***** LISTED ENTRIES *****
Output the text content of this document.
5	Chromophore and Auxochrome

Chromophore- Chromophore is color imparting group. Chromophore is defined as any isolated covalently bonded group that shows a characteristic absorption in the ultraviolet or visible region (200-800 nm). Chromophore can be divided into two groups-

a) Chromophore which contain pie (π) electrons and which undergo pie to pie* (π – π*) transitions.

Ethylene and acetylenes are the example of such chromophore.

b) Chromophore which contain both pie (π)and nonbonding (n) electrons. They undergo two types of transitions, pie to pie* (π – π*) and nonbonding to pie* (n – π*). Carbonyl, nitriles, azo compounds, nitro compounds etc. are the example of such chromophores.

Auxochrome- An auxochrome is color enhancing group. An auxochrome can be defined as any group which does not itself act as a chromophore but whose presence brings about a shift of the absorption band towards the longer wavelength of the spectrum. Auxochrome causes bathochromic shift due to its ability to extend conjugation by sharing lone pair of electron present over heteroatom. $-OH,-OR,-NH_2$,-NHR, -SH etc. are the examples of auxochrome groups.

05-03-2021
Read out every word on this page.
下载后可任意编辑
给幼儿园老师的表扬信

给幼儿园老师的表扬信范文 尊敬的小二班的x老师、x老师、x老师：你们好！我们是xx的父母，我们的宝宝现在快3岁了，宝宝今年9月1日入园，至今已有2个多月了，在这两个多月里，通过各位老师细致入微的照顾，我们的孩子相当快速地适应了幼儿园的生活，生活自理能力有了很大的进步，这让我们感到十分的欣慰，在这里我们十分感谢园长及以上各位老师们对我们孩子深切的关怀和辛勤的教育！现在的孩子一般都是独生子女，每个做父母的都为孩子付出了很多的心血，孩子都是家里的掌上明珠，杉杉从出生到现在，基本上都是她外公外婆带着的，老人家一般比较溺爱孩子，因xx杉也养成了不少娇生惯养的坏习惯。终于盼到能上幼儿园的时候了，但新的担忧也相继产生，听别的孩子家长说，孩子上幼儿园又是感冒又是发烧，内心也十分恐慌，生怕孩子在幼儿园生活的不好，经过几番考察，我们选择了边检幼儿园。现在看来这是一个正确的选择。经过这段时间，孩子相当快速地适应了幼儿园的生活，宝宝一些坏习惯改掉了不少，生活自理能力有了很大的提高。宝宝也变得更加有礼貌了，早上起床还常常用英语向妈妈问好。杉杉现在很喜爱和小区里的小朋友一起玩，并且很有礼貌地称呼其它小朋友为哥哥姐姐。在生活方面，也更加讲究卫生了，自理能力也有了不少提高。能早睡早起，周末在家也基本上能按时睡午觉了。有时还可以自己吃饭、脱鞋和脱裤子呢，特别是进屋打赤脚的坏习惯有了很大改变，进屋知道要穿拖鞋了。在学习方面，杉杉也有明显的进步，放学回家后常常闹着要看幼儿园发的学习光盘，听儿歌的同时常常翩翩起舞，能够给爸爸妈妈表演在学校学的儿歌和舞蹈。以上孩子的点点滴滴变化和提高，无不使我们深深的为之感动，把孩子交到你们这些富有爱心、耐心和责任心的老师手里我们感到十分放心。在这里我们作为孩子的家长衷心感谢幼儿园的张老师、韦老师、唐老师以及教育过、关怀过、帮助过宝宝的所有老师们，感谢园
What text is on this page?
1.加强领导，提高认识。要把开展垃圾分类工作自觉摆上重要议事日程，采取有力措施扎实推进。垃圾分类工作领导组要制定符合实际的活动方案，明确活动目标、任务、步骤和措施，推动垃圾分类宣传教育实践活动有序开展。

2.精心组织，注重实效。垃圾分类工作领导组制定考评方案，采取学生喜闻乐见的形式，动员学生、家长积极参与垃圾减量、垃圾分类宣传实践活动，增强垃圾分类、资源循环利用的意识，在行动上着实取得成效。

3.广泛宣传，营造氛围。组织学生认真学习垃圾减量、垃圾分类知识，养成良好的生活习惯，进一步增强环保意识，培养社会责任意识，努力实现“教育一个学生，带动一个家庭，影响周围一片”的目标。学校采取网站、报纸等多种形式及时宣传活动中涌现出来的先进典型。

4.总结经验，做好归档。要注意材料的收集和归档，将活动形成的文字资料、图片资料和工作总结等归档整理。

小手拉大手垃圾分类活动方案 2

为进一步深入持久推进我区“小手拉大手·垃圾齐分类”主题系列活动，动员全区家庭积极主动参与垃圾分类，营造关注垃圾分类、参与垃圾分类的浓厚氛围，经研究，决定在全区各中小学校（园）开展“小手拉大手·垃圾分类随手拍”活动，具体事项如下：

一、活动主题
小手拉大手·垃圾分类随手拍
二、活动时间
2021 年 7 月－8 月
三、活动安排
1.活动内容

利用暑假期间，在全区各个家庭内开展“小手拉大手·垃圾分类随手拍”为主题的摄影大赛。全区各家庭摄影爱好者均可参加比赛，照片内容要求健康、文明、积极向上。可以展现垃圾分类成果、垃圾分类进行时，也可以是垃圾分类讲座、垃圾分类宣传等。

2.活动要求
*****
DIRECTIONS
Repeat exactly the lines from the line containing "What text is on this page?" through the last line of the records above, including both, and nothing else.

SOLUTION FOR THIS TASK
What text is on this page?
1.加强领导，提高认识。要把开展垃圾分类工作自觉摆上重要议事日程，采取有力措施扎实推进。垃圾分类工作领导组要制定符合实际的活动方案，明确活动目标、任务、步骤和措施，推动垃圾分类宣传教育实践活动有序开展。

2.精心组织，注重实效。垃圾分类工作领导组制定考评方案，采取学生喜闻乐见的形式，动员学生、家长积极参与垃圾减量、垃圾分类宣传实践活动，增强垃圾分类、资源循环利用的意识，在行动上着实取得成效。

3.广泛宣传，营造氛围。组织学生认真学习垃圾减量、垃圾分类知识，养成良好的生活习惯，进一步增强环保意识，培养社会责任意识，努力实现“教育一个学生，带动一个家庭，影响周围一片”的目标。学校采取网站、报纸等多种形式及时宣传活动中涌现出来的先进典型。

4.总结经验，做好归档。要注意材料的收集和归档，将活动形成的文字资料、图片资料和工作总结等归档整理。

小手拉大手垃圾分类活动方案 2

为进一步深入持久推进我区“小手拉大手·垃圾齐分类”主题系列活动，动员全区家庭积极主动参与垃圾分类，营造关注垃圾分类、参与垃圾分类的浓厚氛围，经研究，决定在全区各中小学校（园）开展“小手拉大手·垃圾分类随手拍”活动，具体事项如下：

一、活动主题
小手拉大手·垃圾分类随手拍
二、活动时间
2021 年 7 月－8 月
三、活动安排
1.活动内容

利用暑假期间，在全区各个家庭内开展“小手拉大手·垃圾分类随手拍”为主题的摄影大赛。全区各家庭摄影爱好者均可参加比赛，照片内容要求健康、文明、积极向上。可以展现垃圾分类成果、垃圾分类进行时，也可以是垃圾分类讲座、垃圾分类宣传等。

2.活动要求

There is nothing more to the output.